[What to work on]
Keep only the lines of the listing that include the word "государственными", and copy them.

[Dataset records]
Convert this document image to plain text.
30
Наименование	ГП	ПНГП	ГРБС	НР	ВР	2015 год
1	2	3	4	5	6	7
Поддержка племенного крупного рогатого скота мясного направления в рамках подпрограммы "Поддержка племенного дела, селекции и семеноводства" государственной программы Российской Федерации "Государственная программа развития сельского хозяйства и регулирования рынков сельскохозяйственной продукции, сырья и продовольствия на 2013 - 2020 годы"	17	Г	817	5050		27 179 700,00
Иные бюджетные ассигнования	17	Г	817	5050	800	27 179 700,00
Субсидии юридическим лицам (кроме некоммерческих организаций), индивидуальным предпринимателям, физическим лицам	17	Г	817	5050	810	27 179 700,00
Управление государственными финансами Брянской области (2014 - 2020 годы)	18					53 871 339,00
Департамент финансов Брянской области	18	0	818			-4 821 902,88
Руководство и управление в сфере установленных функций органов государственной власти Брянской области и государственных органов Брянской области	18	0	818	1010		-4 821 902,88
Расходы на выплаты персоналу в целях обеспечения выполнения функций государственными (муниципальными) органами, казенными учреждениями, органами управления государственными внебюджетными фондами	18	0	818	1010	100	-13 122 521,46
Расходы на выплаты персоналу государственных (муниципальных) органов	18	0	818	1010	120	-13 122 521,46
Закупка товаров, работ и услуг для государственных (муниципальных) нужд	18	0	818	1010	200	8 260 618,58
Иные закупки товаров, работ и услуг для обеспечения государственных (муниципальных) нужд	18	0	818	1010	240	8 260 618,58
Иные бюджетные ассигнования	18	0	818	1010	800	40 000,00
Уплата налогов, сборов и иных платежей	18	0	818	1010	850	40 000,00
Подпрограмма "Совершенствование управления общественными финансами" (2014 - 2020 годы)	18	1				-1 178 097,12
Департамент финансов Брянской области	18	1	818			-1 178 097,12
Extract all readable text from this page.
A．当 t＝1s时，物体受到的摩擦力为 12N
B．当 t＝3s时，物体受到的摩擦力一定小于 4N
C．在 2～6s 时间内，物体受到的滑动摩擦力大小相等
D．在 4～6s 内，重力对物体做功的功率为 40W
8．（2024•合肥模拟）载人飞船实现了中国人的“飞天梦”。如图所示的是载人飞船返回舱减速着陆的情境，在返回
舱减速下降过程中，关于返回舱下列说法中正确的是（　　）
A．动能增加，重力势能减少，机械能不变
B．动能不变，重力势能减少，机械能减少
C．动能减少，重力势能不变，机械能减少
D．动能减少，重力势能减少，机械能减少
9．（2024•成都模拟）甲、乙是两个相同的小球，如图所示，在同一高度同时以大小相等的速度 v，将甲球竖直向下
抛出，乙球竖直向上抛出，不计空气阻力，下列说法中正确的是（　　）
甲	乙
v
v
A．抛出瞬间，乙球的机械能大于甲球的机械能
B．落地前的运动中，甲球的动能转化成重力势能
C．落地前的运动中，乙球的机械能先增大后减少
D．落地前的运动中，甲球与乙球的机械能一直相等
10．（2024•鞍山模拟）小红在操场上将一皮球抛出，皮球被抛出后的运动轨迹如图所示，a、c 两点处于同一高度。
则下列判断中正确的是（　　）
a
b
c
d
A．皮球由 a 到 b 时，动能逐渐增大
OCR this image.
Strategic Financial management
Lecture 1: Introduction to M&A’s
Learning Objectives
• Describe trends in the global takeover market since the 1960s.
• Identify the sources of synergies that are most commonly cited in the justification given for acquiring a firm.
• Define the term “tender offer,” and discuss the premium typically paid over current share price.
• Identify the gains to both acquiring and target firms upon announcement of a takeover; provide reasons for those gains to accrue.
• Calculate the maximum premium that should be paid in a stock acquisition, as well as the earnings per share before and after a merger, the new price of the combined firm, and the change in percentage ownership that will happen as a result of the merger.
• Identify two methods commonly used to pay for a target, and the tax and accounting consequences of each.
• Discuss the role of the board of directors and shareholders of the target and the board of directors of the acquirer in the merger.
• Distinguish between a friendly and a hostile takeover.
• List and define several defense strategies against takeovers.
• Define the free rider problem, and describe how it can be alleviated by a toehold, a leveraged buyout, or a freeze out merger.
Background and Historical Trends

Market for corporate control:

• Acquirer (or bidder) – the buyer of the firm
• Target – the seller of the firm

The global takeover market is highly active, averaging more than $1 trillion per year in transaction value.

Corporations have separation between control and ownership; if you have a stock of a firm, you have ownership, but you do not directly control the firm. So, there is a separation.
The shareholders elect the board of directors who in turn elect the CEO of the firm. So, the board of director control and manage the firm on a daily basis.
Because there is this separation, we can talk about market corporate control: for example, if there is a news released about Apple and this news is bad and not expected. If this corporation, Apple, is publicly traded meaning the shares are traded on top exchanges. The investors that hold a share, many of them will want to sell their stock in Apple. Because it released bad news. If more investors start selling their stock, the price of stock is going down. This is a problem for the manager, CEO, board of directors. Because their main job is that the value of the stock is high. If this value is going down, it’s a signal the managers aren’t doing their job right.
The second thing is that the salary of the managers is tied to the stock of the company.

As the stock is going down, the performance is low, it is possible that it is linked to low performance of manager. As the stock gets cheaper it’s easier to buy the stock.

[Written solution]
Управление государственными финансами Брянской области (2014 - 2020 годы)	18					53 871 339,00
Расходы на выплаты персоналу в целях обеспечения выполнения функций государственными (муниципальными) органами, казенными учреждениями, органами управления государственными внебюджетными фондами	18	0	818	1010	100	-13 122 521,46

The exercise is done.